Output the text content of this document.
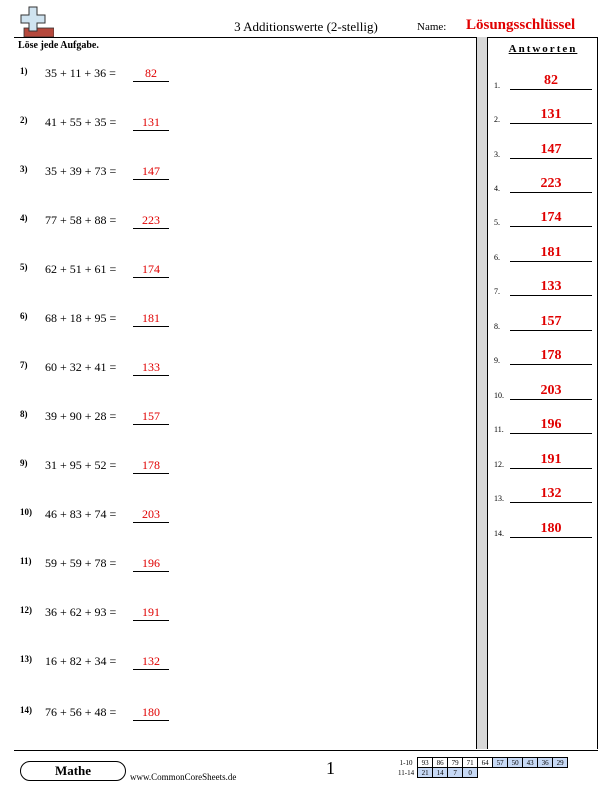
3 Additionswerte (2-stellig)	Name: Lösungsschlüssel
Löse jede Aufgabe.
1) 35 + 11 + 36 =	82
2) 41 + 55 + 35 =	131
3) 35 + 39 + 73 =	147
4) 77 + 58 + 88 =	223
5) 62 + 51 + 61 =	174
6) 68 + 18 + 95 =	181
7) 60 + 32 + 41 =	133
8) 39 + 90 + 28 =	157
9) 31 + 95 + 52 =	178
10) 46 + 83 + 74 =	203
11) 59 + 59 + 78 =	196
12) 36 + 62 + 93 =	191
13) 16 + 82 + 34 =	132
14) 76 + 56 + 48 =	180
Antworten
1.	82
2.	131
3.	147
4.	223
5.	174
6.	181
7.	133
8.	157
9.	178
10.	203
11.	196
12.	191
13.	132
14.	180
Mathe	www.CommonCoreSheets.de	1	1-10	93	86	79	71	64	57	50	43	36	29
11-14	21	14	7	0						
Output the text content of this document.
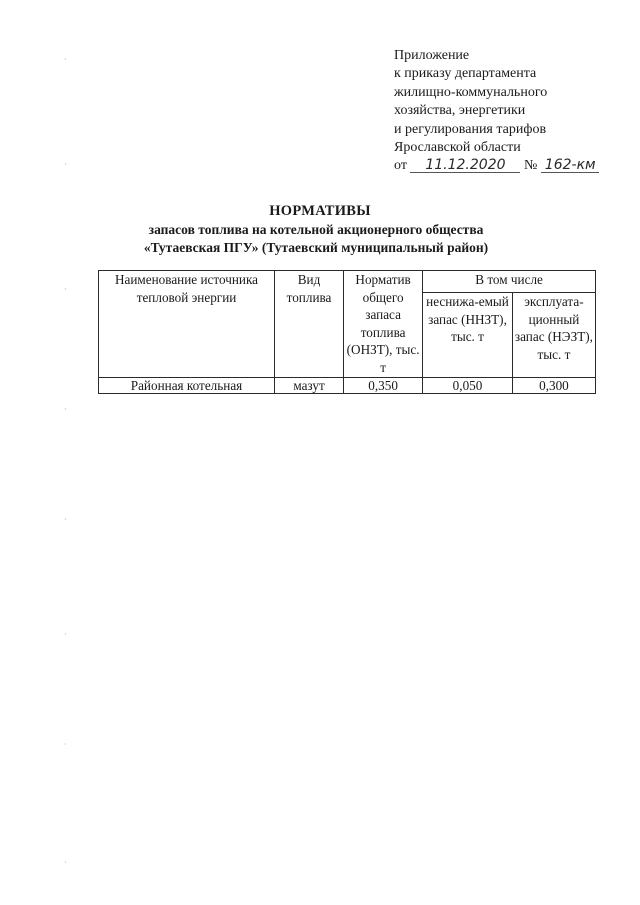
Приложение
к приказу департамента
жилищно-коммунального
хозяйства, энергетики
и регулирования тарифов
Ярославской области
от 11.12.2020 № 162-км
НОРМАТИВЫ
запасов топлива на котельной акционерного общества
«Тутаевская ПГУ» (Тутаевский муниципальный район)
Наименование источника тепловой энергии	Вид топлива	Норматив общего запаса топлива (ОНЗТ), тыс. т	В том числе	
			неснижа-емый запас (ННЗТ), тыс. т	эксплуата-ционный запас (НЭЗТ), тыс. т
Районная котельная	мазут	0,350	0,050	0,300
·
·
·
·
·
·
·
·
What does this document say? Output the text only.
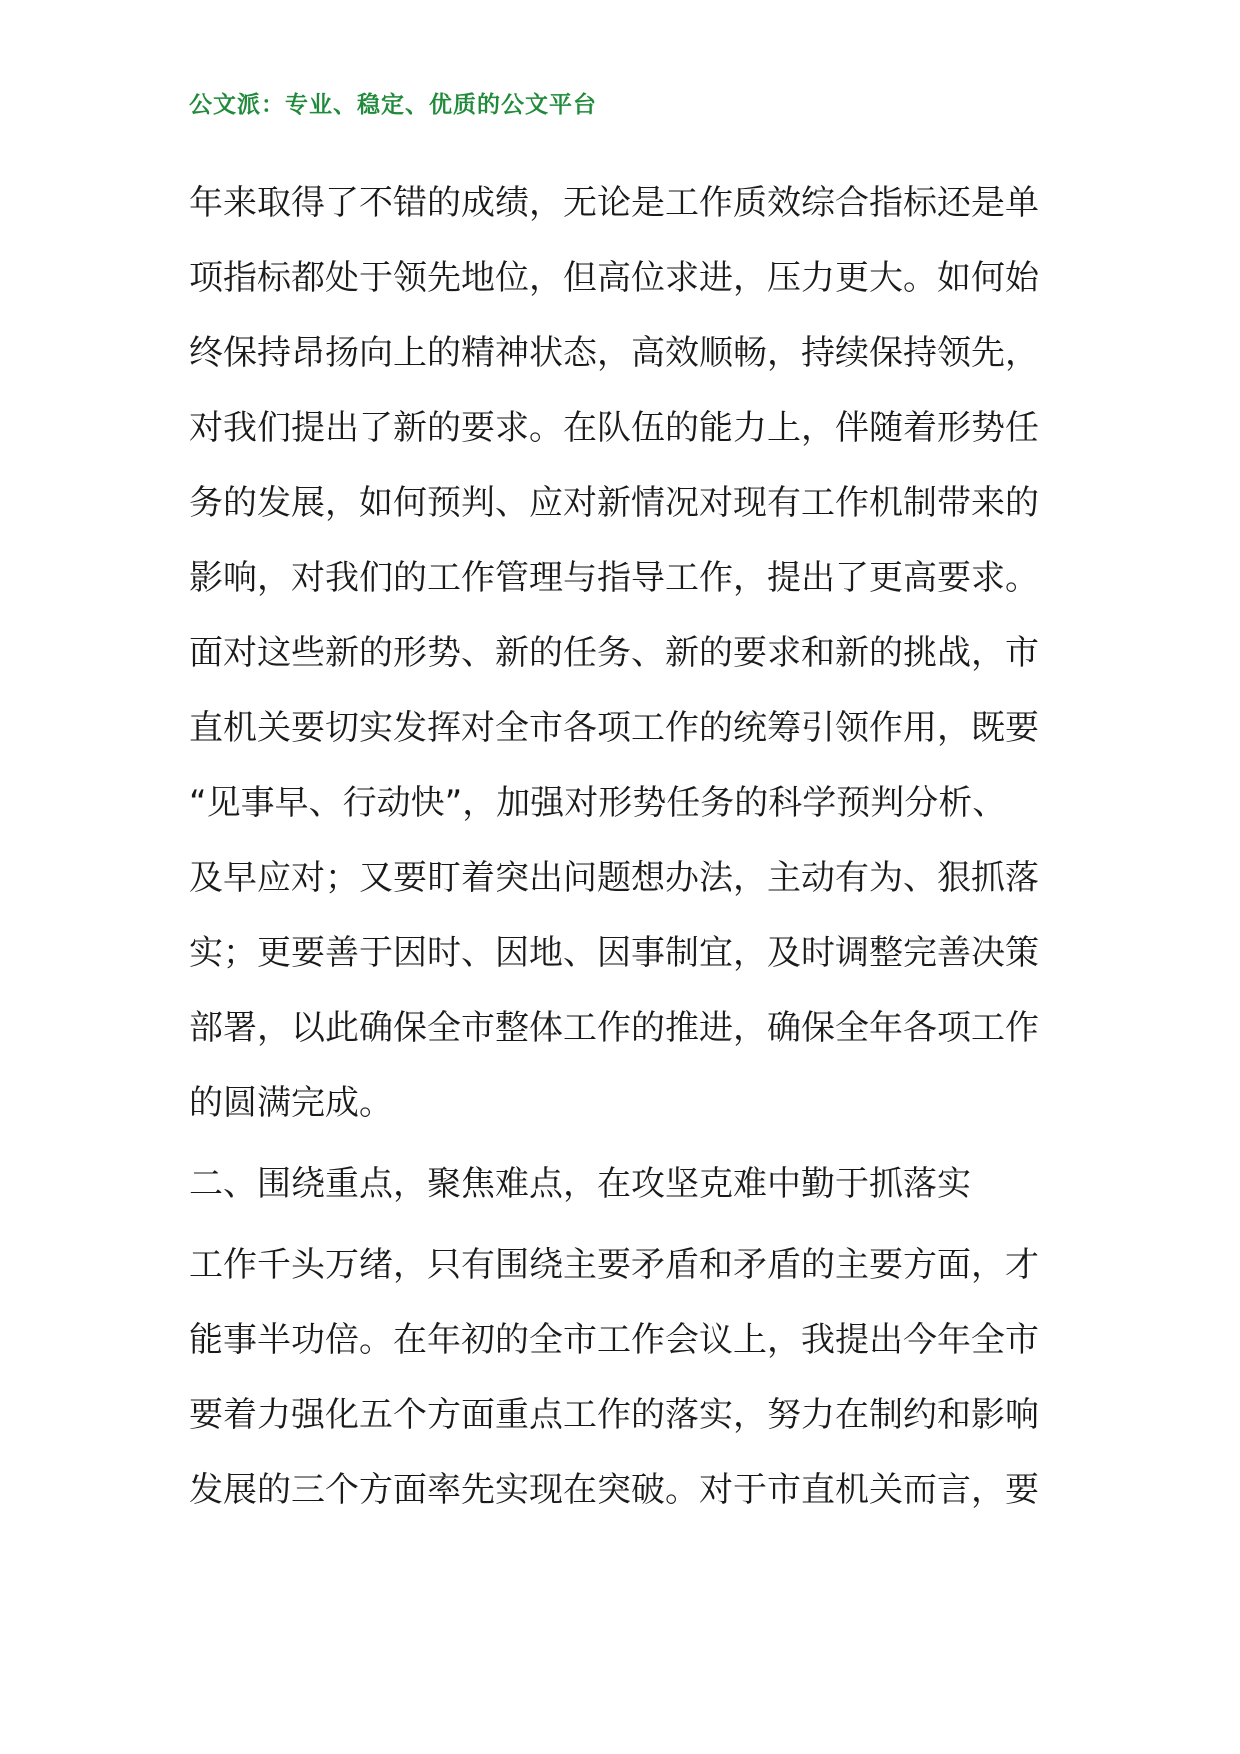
公文派：专业、稳定、优质的公文平台
年来取得了不错的成绩，无论是工作质效综合指标还是单
项指标都处于领先地位，但高位求进，压力更大。如何始
终保持昂扬向上的精神状态，高效顺畅，持续保持领先，
对我们提出了新的要求。在队伍的能力上，伴随着形势任
务的发展，如何预判、应对新情况对现有工作机制带来的
影响，对我们的工作管理与指导工作，提出了更高要求。
面对这些新的形势、新的任务、新的要求和新的挑战，市
直机关要切实发挥对全市各项工作的统筹引领作用，既要
“见事早、行动快”，加强对形势任务的科学预判分析、
及早应对；又要盯着突出问题想办法，主动有为、狠抓落
实；更要善于因时、因地、因事制宜，及时调整完善决策
部署，以此确保全市整体工作的推进，确保全年各项工作
的圆满完成。
二、围绕重点，聚焦难点，在攻坚克难中勤于抓落实
工作千头万绪，只有围绕主要矛盾和矛盾的主要方面，才
能事半功倍。在年初的全市工作会议上，我提出今年全市
要着力强化五个方面重点工作的落实，努力在制约和影响
发展的三个方面率先实现在突破。对于市直机关而言，要
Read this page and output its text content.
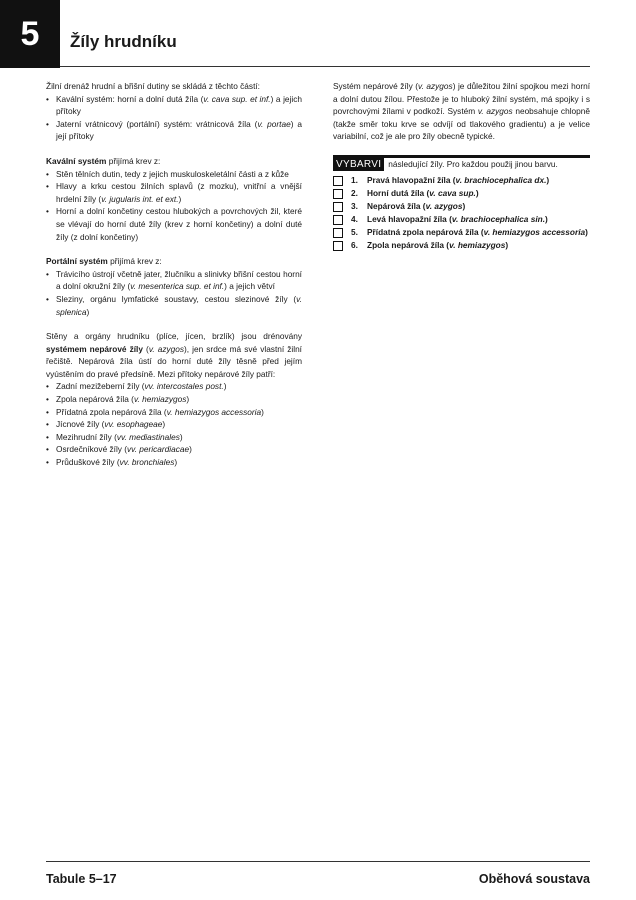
5 Žíly hrudníku

Žilní drenáž hrudní a břišní dutiny se skládá z těchto částí:

• Kavální systém: horní a dolní dutá žíla (v. cava sup. et inf.) a jejich přítoky
• Jaterní vrátnicový (portální) systém: vrátnicová žíla (v. portae) a její přítoky

Kavální systém přijímá krev z:

• Stěn tělních dutin, tedy z jejich muskuloskeletální části a z kůže
• Hlavy a krku cestou žilních splavů (z mozku), vnitřní a vnější hrdelní žíly (v. jugularis int. et ext.)
• Horní a dolní končetiny cestou hlubokých a povrchových žil, které se vlévají do horní duté žíly (krev z horní končetiny) a dolní duté žíly (z dolní končetiny)

Portální systém přijímá krev z:

• Trávicího ústrojí včetně jater, žlučníku a slinivky břišní cestou horní a dolní okružní žíly (v. mesenterica sup. et inf.) a jejich větví
• Sleziny, orgánu lymfatické soustavy, cestou slezinové žíly (v. splenica)

Stěny a orgány hrudníku (plíce, jícen, brzlík) jsou drénovány systémem nepárové žíly (v. azygos), jen srdce má své vlastní žilní řečiště. Nepárová žíla ústí do horní duté žíly těsně před jejím vyústěním do pravé předsíně. Mezi přítoky nepárové žíly patří:

• Zadní mezižeberní žíly (vv. intercostales post.)
• Zpola nepárová žíla (v. hemiazygos)
• Přídatná zpola nepárová žíla (v. hemiazygos accessoria)
• Jícnové žíly (vv. esophageae)
• Mezihrudní žíly (vv. mediastinales)
• Osrdečníkové žíly (vv. pericardiacae)
• Průduškové žíly (vv. bronchiales)

Systém nepárové žíly (v. azygos) je důležitou žilní spojkou mezi horní a dolní dutou žílou. Přestože je to hluboký žilní systém, má spojky i s povrchovými žílami v podkoží. Systém v. azygos neobsahuje chlopně (takže směr toku krve se odvíjí od tlakového gradientu) a je velice variabilní, což je ale pro žíly obecně typické.

VYBARVI následující žíly. Pro každou použij jinou barvu.
1.	Pravá hlavopažní žíla (v. brachiocephalica dx.)
2.	Horní dutá žíla (v. cava sup.)
3.	Nepárová žíla (v. azygos)
4.	Levá hlavopažní žíla (v. brachiocephalica sin.)
5.	Přídatná zpola nepárová žíla (v. hemiazygos accessoria)
6.	Zpola nepárová žíla (v. hemiazygos)
Tabule 5–17	Oběhová soustava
--*--
(Stated exercise):
Copy all lines from the data that hold the word "jejich".

(Expected answer):
• Kavální systém: horní a dolní dutá žíla (v. cava sup. et inf.) a jejich přítoky
• Stěn tělních dutin, tedy z jejich muskuloskeletální části a z kůže
• Trávicího ústrojí včetně jater, žlučníku a slinivky břišní cestou horní a dolní okružní žíly (v. mesenterica sup. et inf.) a jejich větví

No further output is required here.